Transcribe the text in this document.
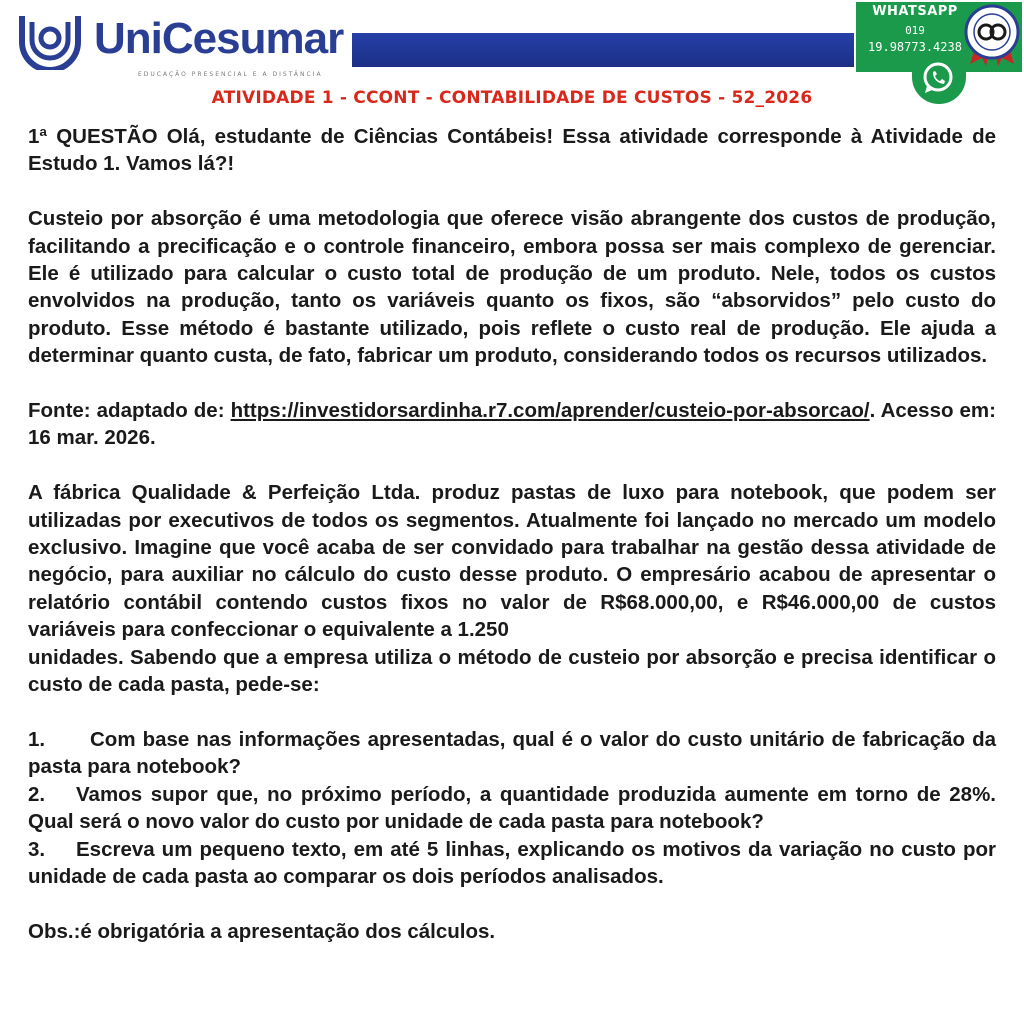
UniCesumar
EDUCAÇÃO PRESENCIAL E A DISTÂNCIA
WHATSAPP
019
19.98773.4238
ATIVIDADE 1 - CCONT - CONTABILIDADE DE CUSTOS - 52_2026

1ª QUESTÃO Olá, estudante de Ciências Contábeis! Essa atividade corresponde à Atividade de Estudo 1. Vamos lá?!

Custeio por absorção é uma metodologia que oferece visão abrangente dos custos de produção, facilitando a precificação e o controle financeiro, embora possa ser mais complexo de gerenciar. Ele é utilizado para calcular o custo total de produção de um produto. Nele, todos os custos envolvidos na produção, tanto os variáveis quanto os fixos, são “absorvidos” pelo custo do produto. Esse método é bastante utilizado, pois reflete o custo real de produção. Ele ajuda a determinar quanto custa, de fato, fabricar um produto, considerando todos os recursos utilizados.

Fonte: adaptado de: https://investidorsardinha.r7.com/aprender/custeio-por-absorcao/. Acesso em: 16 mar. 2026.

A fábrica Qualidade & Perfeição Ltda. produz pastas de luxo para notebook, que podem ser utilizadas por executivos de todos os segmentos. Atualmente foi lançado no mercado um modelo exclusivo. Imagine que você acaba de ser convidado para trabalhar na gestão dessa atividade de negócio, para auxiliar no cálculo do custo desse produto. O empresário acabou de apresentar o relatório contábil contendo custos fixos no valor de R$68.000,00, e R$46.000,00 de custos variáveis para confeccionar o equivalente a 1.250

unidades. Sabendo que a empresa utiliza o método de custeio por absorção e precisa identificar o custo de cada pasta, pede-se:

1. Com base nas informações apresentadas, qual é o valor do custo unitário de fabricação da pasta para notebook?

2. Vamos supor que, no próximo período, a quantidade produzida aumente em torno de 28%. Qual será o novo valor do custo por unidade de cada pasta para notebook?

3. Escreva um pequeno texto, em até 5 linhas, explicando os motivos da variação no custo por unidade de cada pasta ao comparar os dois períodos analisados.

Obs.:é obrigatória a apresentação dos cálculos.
+++
* [PROBLEM DESCRIPTION] Which lines contain "Vamos"? Copy each of them.

* [WRITTEN SOLUTION]
1ª QUESTÃO Olá, estudante de Ciências Contábeis! Essa atividade corresponde à Atividade de Estudo 1. Vamos lá?!
2. Vamos supor que, no próximo período, a quantidade produzida aumente em torno de 28%. Qual será o novo valor do custo por unidade de cada pasta para notebook?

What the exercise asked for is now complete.